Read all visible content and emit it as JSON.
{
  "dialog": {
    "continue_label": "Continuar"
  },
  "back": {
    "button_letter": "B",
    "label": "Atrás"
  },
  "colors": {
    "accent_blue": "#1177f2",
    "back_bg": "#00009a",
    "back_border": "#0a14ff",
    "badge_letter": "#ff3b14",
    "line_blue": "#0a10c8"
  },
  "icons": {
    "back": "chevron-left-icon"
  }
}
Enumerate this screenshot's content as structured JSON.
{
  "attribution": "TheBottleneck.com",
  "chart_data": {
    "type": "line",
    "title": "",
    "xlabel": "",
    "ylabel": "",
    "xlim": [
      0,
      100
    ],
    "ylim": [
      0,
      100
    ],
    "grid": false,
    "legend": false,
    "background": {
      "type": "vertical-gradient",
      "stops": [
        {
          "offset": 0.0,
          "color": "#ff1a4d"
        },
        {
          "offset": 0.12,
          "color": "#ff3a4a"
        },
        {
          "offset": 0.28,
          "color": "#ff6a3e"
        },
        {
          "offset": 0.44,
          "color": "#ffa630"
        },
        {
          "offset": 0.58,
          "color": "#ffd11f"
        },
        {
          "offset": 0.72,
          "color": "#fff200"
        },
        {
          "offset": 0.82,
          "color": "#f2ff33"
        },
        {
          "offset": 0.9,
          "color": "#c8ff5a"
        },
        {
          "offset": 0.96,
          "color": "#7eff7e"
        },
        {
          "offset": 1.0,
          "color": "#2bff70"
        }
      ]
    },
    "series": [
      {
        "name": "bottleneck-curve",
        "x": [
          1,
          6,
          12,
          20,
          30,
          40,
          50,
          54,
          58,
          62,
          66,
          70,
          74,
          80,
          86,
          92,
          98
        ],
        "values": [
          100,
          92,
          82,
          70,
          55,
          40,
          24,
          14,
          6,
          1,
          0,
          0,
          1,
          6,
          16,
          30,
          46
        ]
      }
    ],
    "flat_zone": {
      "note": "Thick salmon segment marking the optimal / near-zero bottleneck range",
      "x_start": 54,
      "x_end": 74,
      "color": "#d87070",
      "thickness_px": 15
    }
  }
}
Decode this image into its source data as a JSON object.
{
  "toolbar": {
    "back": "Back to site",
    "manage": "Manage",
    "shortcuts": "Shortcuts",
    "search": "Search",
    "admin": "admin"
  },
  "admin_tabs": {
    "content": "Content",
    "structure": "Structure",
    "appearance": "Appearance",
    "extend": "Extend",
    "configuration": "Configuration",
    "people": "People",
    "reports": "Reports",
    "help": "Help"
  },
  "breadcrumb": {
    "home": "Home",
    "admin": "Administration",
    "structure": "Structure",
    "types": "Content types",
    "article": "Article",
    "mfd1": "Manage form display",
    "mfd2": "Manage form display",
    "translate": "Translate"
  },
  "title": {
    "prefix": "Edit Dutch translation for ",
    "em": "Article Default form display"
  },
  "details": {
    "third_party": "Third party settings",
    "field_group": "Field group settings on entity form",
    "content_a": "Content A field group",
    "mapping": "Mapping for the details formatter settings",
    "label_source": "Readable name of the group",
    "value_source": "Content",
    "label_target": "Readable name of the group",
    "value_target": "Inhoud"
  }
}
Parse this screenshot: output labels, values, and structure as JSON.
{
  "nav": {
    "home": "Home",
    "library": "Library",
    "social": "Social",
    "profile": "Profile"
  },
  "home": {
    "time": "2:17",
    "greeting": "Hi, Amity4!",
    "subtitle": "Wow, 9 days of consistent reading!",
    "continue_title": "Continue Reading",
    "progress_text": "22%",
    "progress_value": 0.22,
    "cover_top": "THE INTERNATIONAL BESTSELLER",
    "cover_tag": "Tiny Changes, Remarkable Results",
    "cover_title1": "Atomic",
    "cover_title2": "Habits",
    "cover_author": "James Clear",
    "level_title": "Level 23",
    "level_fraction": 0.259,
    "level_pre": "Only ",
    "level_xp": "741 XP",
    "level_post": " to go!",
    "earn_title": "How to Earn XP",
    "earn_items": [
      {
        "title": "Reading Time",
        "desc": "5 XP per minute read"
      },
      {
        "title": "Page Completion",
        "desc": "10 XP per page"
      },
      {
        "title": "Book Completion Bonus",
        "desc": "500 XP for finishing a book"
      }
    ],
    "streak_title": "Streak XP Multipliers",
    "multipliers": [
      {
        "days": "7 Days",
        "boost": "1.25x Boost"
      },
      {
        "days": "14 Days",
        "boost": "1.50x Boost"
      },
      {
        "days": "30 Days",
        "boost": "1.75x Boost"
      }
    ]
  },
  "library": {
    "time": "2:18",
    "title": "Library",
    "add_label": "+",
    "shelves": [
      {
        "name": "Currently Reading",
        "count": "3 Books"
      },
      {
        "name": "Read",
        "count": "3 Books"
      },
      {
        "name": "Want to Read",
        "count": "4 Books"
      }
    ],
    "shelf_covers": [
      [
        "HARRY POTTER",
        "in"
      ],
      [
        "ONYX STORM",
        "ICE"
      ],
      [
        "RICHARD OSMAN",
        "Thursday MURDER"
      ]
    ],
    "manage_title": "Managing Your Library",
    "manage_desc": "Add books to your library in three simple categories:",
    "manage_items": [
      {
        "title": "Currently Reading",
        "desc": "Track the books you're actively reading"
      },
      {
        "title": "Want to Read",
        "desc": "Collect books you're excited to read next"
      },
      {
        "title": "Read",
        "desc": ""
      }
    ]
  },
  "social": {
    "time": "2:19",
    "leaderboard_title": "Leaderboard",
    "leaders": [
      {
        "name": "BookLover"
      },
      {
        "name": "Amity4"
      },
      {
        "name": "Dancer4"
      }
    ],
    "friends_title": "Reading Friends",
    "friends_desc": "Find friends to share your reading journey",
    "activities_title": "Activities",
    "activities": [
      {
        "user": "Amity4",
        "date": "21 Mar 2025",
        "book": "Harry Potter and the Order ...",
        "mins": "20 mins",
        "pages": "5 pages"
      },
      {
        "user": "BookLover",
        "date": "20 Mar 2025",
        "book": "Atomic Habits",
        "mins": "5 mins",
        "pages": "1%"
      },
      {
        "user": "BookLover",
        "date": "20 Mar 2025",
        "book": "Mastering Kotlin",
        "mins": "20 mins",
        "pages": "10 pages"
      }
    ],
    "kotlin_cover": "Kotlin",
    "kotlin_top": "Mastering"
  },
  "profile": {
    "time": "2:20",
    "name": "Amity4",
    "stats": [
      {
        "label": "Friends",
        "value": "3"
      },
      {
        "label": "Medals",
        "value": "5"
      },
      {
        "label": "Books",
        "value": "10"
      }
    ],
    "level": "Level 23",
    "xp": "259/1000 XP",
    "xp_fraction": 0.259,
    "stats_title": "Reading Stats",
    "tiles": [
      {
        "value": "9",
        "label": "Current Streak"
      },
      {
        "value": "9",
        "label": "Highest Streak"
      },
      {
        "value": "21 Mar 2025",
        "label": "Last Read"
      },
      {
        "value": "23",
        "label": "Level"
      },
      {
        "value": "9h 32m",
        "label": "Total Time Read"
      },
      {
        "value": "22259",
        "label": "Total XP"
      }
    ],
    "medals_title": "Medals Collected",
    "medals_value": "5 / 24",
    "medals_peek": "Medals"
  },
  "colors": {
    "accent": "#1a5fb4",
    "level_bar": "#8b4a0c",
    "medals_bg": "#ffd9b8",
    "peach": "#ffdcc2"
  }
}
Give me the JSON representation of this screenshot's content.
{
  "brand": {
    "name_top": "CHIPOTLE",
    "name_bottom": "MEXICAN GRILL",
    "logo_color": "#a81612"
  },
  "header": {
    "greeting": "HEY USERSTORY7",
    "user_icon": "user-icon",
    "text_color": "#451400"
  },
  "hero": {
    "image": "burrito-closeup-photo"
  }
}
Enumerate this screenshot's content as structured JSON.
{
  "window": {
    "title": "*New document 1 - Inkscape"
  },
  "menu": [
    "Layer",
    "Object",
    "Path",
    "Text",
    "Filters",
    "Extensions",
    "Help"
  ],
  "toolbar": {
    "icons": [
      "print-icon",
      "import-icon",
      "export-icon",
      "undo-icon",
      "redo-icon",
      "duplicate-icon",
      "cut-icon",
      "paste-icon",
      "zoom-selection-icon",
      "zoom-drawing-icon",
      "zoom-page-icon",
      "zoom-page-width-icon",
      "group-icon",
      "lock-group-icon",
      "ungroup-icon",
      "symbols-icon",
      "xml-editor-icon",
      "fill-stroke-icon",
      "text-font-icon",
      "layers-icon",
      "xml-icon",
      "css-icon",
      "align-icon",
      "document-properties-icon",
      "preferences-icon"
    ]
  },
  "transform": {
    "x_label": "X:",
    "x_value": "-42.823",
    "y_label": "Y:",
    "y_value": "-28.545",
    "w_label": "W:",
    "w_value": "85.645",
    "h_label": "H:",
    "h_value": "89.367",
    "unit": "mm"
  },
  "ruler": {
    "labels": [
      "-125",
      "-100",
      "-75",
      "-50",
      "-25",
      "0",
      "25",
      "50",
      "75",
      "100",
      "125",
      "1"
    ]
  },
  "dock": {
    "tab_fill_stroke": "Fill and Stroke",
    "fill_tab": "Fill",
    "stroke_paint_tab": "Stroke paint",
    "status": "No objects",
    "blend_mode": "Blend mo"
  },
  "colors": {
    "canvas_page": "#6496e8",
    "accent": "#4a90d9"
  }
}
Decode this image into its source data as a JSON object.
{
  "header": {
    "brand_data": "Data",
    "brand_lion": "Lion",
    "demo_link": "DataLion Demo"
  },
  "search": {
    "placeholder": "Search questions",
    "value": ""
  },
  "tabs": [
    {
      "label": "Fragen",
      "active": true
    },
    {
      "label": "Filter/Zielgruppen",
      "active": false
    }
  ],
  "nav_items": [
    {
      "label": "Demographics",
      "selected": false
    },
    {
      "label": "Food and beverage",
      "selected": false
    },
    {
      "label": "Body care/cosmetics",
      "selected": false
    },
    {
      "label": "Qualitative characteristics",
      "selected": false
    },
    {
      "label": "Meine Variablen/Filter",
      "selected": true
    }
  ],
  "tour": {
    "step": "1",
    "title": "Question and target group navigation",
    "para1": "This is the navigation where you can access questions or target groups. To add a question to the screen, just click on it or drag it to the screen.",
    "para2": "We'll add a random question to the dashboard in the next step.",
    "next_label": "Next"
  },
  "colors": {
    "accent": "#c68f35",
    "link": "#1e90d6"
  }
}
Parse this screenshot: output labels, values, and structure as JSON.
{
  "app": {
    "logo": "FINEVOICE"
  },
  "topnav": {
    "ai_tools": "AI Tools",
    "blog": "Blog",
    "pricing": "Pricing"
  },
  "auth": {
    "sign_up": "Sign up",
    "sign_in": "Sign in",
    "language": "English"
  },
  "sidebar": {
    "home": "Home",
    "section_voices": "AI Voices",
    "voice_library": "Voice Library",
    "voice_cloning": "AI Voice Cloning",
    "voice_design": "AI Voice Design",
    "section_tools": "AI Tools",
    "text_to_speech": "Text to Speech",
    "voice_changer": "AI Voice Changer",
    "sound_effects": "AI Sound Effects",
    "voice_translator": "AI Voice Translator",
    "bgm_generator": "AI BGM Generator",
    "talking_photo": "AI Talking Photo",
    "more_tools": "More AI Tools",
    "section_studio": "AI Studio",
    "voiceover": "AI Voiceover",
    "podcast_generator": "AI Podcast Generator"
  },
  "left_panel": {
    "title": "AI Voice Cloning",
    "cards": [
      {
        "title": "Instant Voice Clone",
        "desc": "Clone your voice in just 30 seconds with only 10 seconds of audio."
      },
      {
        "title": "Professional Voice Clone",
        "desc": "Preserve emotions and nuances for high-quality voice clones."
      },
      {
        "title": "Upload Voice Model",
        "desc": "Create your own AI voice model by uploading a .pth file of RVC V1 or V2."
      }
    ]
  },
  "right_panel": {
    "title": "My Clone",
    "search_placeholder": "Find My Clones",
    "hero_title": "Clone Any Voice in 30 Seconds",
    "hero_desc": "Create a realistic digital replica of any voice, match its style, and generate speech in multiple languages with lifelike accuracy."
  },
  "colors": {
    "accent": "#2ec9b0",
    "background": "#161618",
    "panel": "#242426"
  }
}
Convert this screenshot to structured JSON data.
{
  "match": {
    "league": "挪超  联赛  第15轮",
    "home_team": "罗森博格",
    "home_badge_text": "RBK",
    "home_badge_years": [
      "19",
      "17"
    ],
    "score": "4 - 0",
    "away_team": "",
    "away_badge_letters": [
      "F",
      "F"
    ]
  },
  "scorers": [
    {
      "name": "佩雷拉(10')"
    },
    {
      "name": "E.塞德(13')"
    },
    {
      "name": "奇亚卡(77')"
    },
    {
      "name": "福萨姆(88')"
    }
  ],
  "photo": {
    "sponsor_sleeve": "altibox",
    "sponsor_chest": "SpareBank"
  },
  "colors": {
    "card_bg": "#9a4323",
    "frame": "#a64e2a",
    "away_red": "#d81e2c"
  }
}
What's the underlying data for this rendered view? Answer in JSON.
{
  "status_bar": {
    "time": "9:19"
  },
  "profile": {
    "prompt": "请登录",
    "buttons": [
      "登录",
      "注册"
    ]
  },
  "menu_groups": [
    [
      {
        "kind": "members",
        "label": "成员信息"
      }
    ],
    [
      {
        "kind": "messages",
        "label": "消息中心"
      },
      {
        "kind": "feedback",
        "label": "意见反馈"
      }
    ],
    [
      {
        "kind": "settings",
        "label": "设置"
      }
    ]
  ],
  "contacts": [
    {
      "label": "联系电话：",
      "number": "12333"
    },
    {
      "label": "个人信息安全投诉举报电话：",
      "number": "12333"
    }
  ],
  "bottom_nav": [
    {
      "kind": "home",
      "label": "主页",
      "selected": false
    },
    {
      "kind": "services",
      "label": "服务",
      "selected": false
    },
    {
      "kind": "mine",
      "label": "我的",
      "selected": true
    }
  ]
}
*****
*What you need to do:* Only a number is needed: how many lines of the material above contain "document"?

*Reply:* 2